-- start of DATA TO PROCESS --
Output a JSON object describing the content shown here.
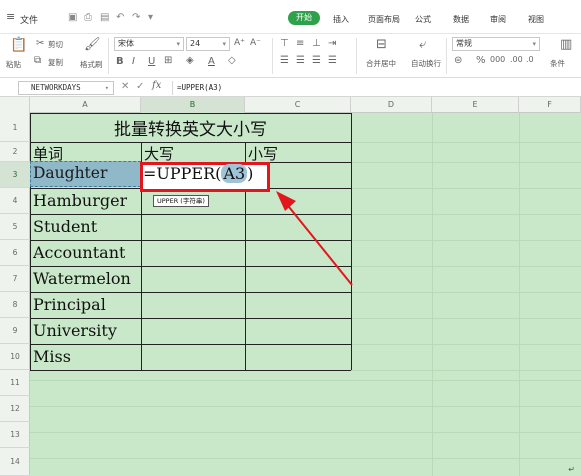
{
  "menubar": {
    "file_label": "文件",
    "tabs": [
      "开始",
      "插入",
      "页面布局",
      "公式",
      "数据",
      "审阅",
      "视图"
    ],
    "active_tab": "开始"
  },
  "ribbon": {
    "paste_label": "粘贴",
    "cut_label": "剪切",
    "copy_label": "复制",
    "format_painter_label": "格式刷",
    "font_name": "宋体",
    "font_size": "24",
    "merge_label": "合并居中",
    "wrap_label": "自动换行",
    "number_format": "常规",
    "cond_format_label": "条件"
  },
  "formula_bar": {
    "name_box": "NETWORKDAYS",
    "fx_label": "fx",
    "content": "=UPPER(A3)"
  },
  "columns": [
    "A",
    "B",
    "C",
    "D",
    "E",
    "F"
  ],
  "rows": [
    "1",
    "2",
    "3",
    "4",
    "5",
    "6",
    "7",
    "8",
    "9",
    "10",
    "11",
    "12",
    "13",
    "14"
  ],
  "table": {
    "title": "批量转换英文大小写",
    "header_word": "单词",
    "header_upper": "大写",
    "header_lower": "小写",
    "words": [
      "Daughter",
      "Hamburger",
      "Student",
      "Accountant",
      "Watermelon",
      "Principal",
      "University",
      "Miss"
    ]
  },
  "editing_cell": {
    "formula_prefix": "=UPPER(",
    "formula_ref": "A3",
    "formula_suffix": ")",
    "tooltip": "UPPER (字符串)"
  },
  "colors": {
    "sheet_bg": "#c9e8c9",
    "highlight_red": "#e3161d",
    "active_tab": "#2fa14b"
  }
}
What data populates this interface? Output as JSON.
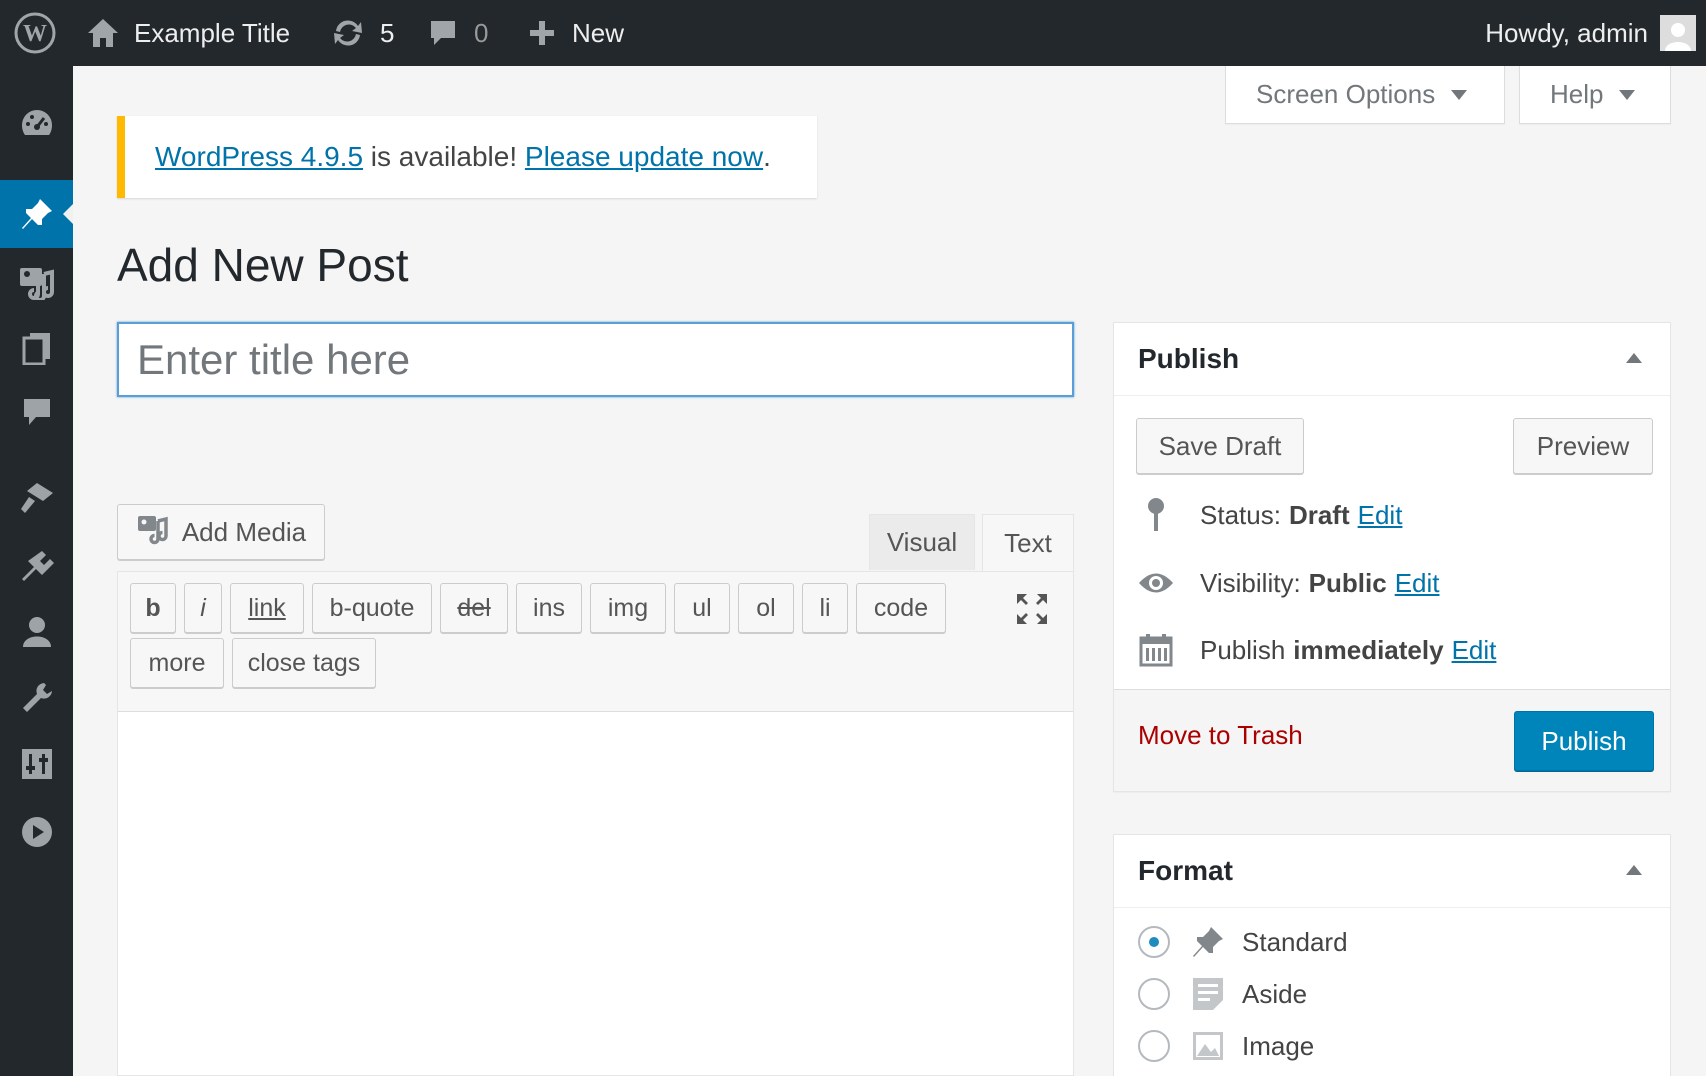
{
  "admin_bar": {
    "site_title": "Example Title",
    "updates_count": "5",
    "comments_count": "0",
    "new_label": "New",
    "greeting": "Howdy, admin"
  },
  "screen_meta": {
    "screen_options": "Screen Options",
    "help": "Help"
  },
  "notice": {
    "version_link": "WordPress 4.9.5",
    "middle_text": " is available! ",
    "update_link": "Please update now",
    "end_text": "."
  },
  "page_title": "Add New Post",
  "title_field": {
    "placeholder": "Enter title here",
    "value": ""
  },
  "editor": {
    "add_media": "Add Media",
    "tabs": [
      "Visual",
      "Text"
    ],
    "active_tab": "Text",
    "quicktags": [
      "b",
      "i",
      "link",
      "b-quote",
      "del",
      "ins",
      "img",
      "ul",
      "ol",
      "li",
      "code",
      "more",
      "close tags"
    ]
  },
  "publish_box": {
    "title": "Publish",
    "save_draft": "Save Draft",
    "preview": "Preview",
    "status_label": "Status:",
    "status_value": "Draft",
    "visibility_label": "Visibility:",
    "visibility_value": "Public",
    "schedule_label": "Publish",
    "schedule_value": "immediately",
    "edit_link": "Edit",
    "move_to_trash": "Move to Trash",
    "publish_button": "Publish"
  },
  "format_box": {
    "title": "Format",
    "options": [
      "Standard",
      "Aside",
      "Image"
    ],
    "selected": "Standard"
  },
  "colors": {
    "admin_bar_bg": "#23282d",
    "accent_blue": "#0073aa",
    "publish_button": "#0085ba",
    "notice_warning": "#ffb900",
    "trash_red": "#a00"
  },
  "sidebar_icons": [
    "dashboard-icon",
    "posts-icon",
    "media-icon",
    "pages-icon",
    "comments-icon",
    "appearance-icon",
    "plugins-icon",
    "users-icon",
    "tools-icon",
    "settings-icon",
    "collapse-icon"
  ]
}
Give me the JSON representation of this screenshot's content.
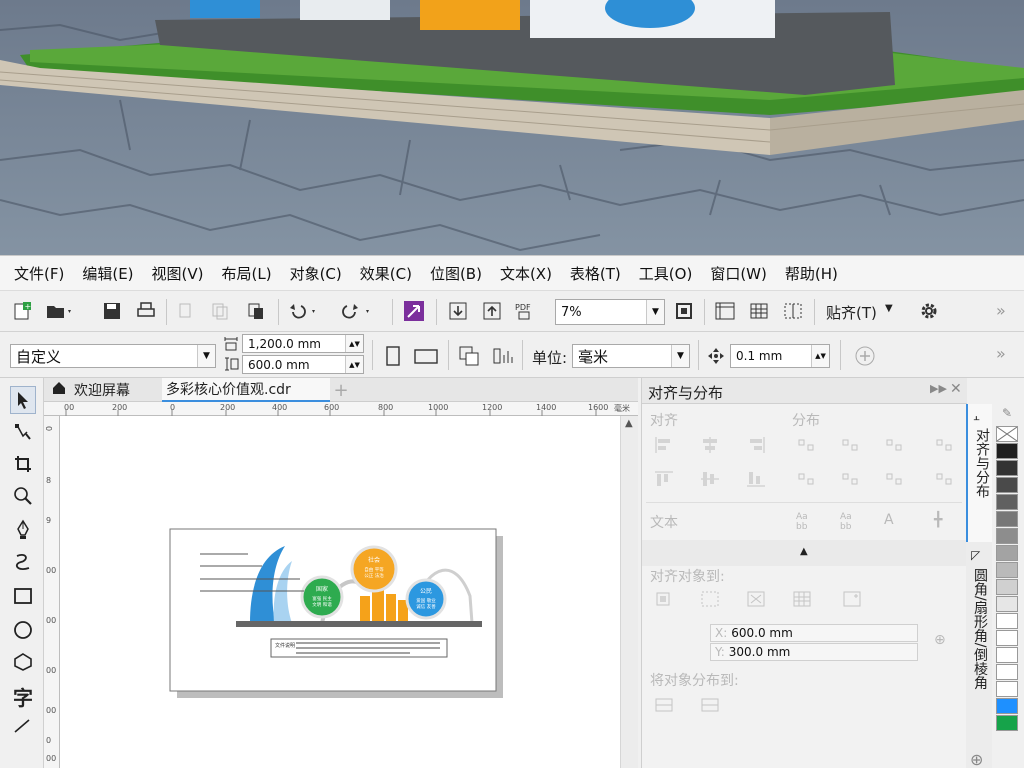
{
  "menu": [
    "文件(F)",
    "编辑(E)",
    "视图(V)",
    "布局(L)",
    "对象(C)",
    "效果(C)",
    "位图(B)",
    "文本(X)",
    "表格(T)",
    "工具(O)",
    "窗口(W)",
    "帮助(H)"
  ],
  "toolbar1": {
    "zoom": "7%",
    "snap_label": "贴齐(T)"
  },
  "toolbar2": {
    "page_preset": "自定义",
    "width": "1,200.0 mm",
    "height": "600.0 mm",
    "units_label": "单位:",
    "units_value": "毫米",
    "nudge": "0.1 mm"
  },
  "tabs": {
    "welcome": "欢迎屏幕",
    "document": "多彩核心价值观.cdr"
  },
  "ruler_h": [
    "00",
    "200",
    "0",
    "200",
    "400",
    "600",
    "800",
    "1000",
    "1200",
    "1400",
    "1600"
  ],
  "ruler_v": [
    "0",
    "8",
    "9",
    "00",
    "00",
    "00",
    "00",
    "0",
    "00"
  ],
  "ruler_unit": "毫米",
  "docker": {
    "title": "对齐与分布",
    "align_label": "对齐",
    "distribute_label": "分布",
    "text_label": "文本",
    "align_to_label": "对齐对象到:",
    "x_value": "600.0 mm",
    "y_value": "300.0 mm",
    "distribute_to_label": "将对象分布到:"
  },
  "side_tabs": [
    "对齐与分布",
    "圆角/扇形角/倒棱角"
  ],
  "artwork": {
    "circle1_title": "国家",
    "circle1_lines": [
      "富强 民主",
      "文明 和谐"
    ],
    "circle2_title": "社会",
    "circle2_lines": [
      "自由 平等",
      "公正 法治"
    ],
    "circle3_title": "公民",
    "circle3_lines": [
      "爱国 敬业",
      "诚信 友善"
    ],
    "plaque_label": "文件说明"
  },
  "palette": [
    "#ffffff",
    "#1f1f1f",
    "#333333",
    "#4a4a4a",
    "#606060",
    "#777777",
    "#8d8d8d",
    "#a3a3a3",
    "#bababa",
    "#d0d0d0",
    "#e6e6e6",
    "#ffffff",
    "#1e90ff",
    "#16a34a"
  ]
}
-- end of DATA TO PROCESS --
* WHAT YOU WILL DO *
Exclude the pictures, and transcribe all of the material exactly.

* ANSWER BELOW *
Output a JSON object describing the content shown here.
{
  "menubar": {
    "file_label": "文件",
    "tabs": [
      "开始",
      "插入",
      "页面布局",
      "公式",
      "数据",
      "审阅",
      "视图"
    ],
    "active_tab": "开始"
  },
  "ribbon": {
    "paste_label": "粘贴",
    "cut_label": "剪切",
    "copy_label": "复制",
    "format_painter_label": "格式刷",
    "font_name": "宋体",
    "font_size": "24",
    "merge_label": "合并居中",
    "wrap_label": "自动换行",
    "number_format": "常规",
    "cond_format_label": "条件"
  },
  "formula_bar": {
    "name_box": "NETWORKDAYS",
    "fx_label": "fx",
    "content": "=UPPER(A3)"
  },
  "columns": [
    "A",
    "B",
    "C",
    "D",
    "E",
    "F"
  ],
  "rows": [
    "1",
    "2",
    "3",
    "4",
    "5",
    "6",
    "7",
    "8",
    "9",
    "10",
    "11",
    "12",
    "13",
    "14"
  ],
  "table": {
    "title": "批量转换英文大小写",
    "header_word": "单词",
    "header_upper": "大写",
    "header_lower": "小写",
    "words": [
      "Daughter",
      "Hamburger",
      "Student",
      "Accountant",
      "Watermelon",
      "Principal",
      "University",
      "Miss"
    ]
  },
  "editing_cell": {
    "formula_prefix": "=UPPER(",
    "formula_ref": "A3",
    "formula_suffix": ")",
    "tooltip": "UPPER (字符串)"
  },
  "colors": {
    "sheet_bg": "#c9e8c9",
    "highlight_red": "#e3161d",
    "active_tab": "#2fa14b"
  }
}
What data populates this interface? Output as JSON.
{
  "admin_bar": {
    "site_title": "Example Title",
    "updates_count": "5",
    "comments_count": "0",
    "new_label": "New",
    "greeting": "Howdy, admin"
  },
  "screen_meta": {
    "screen_options": "Screen Options",
    "help": "Help"
  },
  "notice": {
    "version_link": "WordPress 4.9.5",
    "middle_text": " is available! ",
    "update_link": "Please update now",
    "end_text": "."
  },
  "page_title": "Add New Post",
  "title_field": {
    "placeholder": "Enter title here",
    "value": ""
  },
  "editor": {
    "add_media": "Add Media",
    "tabs": [
      "Visual",
      "Text"
    ],
    "active_tab": "Text",
    "quicktags": [
      "b",
      "i",
      "link",
      "b-quote",
      "del",
      "ins",
      "img",
      "ul",
      "ol",
      "li",
      "code",
      "more",
      "close tags"
    ]
  },
  "publish_box": {
    "title": "Publish",
    "save_draft": "Save Draft",
    "preview": "Preview",
    "status_label": "Status:",
    "status_value": "Draft",
    "visibility_label": "Visibility:",
    "visibility_value": "Public",
    "schedule_label": "Publish",
    "schedule_value": "immediately",
    "edit_link": "Edit",
    "move_to_trash": "Move to Trash",
    "publish_button": "Publish"
  },
  "format_box": {
    "title": "Format",
    "options": [
      "Standard",
      "Aside",
      "Image"
    ],
    "selected": "Standard"
  },
  "colors": {
    "admin_bar_bg": "#23282d",
    "accent_blue": "#0073aa",
    "publish_button": "#0085ba",
    "notice_warning": "#ffb900",
    "trash_red": "#a00"
  },
  "sidebar_icons": [
    "dashboard-icon",
    "posts-icon",
    "media-icon",
    "pages-icon",
    "comments-icon",
    "appearance-icon",
    "plugins-icon",
    "users-icon",
    "tools-icon",
    "settings-icon",
    "collapse-icon"
  ]
}
Give me the JSON representation of this screenshot's content.
{
  "menu": [
    "文件(F)",
    "编辑(E)",
    "视图(V)",
    "布局(L)",
    "对象(C)",
    "效果(C)",
    "位图(B)",
    "文本(X)",
    "表格(T)",
    "工具(O)",
    "窗口(W)",
    "帮助(H)"
  ],
  "toolbar1": {
    "zoom": "7%",
    "snap_label": "贴齐(T)"
  },
  "toolbar2": {
    "page_preset": "自定义",
    "width": "1,200.0 mm",
    "height": "600.0 mm",
    "units_label": "单位:",
    "units_value": "毫米",
    "nudge": "0.1 mm"
  },
  "tabs": {
    "welcome": "欢迎屏幕",
    "document": "多彩核心价值观.cdr"
  },
  "ruler_h": [
    "00",
    "200",
    "0",
    "200",
    "400",
    "600",
    "800",
    "1000",
    "1200",
    "1400",
    "1600"
  ],
  "ruler_v": [
    "0",
    "8",
    "9",
    "00",
    "00",
    "00",
    "00",
    "0",
    "00"
  ],
  "ruler_unit": "毫米",
  "docker": {
    "title": "对齐与分布",
    "align_label": "对齐",
    "distribute_label": "分布",
    "text_label": "文本",
    "align_to_label": "对齐对象到:",
    "x_value": "600.0 mm",
    "y_value": "300.0 mm",
    "distribute_to_label": "将对象分布到:"
  },
  "side_tabs": [
    "对齐与分布",
    "圆角/扇形角/倒棱角"
  ],
  "artwork": {
    "circle1_title": "国家",
    "circle1_lines": [
      "富强 民主",
      "文明 和谐"
    ],
    "circle2_title": "社会",
    "circle2_lines": [
      "自由 平等",
      "公正 法治"
    ],
    "circle3_title": "公民",
    "circle3_lines": [
      "爱国 敬业",
      "诚信 友善"
    ],
    "plaque_label": "文件说明"
  },
  "palette": [
    "#ffffff",
    "#1f1f1f",
    "#333333",
    "#4a4a4a",
    "#606060",
    "#777777",
    "#8d8d8d",
    "#a3a3a3",
    "#bababa",
    "#d0d0d0",
    "#e6e6e6",
    "#ffffff",
    "#1e90ff",
    "#16a34a"
  ]
}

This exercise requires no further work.